Excerpt from a dataset

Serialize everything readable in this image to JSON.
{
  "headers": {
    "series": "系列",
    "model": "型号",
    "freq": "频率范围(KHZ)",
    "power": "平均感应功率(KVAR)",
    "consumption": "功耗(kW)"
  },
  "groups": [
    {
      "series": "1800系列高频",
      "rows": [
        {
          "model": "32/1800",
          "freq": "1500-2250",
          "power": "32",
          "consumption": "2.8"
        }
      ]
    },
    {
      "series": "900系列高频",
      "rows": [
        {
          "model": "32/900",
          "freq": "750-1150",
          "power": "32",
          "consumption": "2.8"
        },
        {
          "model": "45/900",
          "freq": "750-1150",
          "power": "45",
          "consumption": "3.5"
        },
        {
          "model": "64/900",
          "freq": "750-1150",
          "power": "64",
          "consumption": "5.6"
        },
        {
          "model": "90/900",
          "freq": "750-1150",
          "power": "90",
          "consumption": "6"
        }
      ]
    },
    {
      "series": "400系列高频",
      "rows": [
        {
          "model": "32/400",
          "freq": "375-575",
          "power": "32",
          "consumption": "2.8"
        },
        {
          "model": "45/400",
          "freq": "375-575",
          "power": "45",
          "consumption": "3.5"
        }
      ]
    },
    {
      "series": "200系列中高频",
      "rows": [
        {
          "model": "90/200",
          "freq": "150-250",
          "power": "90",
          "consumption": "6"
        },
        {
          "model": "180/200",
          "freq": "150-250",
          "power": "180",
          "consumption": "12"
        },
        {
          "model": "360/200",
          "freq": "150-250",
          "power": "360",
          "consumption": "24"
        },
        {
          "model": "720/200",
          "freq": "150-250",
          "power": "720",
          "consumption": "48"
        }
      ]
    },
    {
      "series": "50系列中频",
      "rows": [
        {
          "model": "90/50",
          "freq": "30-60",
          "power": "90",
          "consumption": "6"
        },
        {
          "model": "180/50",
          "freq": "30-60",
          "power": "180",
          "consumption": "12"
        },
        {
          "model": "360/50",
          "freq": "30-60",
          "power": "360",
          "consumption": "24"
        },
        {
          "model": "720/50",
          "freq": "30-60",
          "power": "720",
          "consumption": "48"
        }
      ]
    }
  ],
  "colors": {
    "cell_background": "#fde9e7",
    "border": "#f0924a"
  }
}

GIVEN TASK:
Search the lines for the word "series" and report how many contain it, by number only.

FINISHED EXERCISE:
6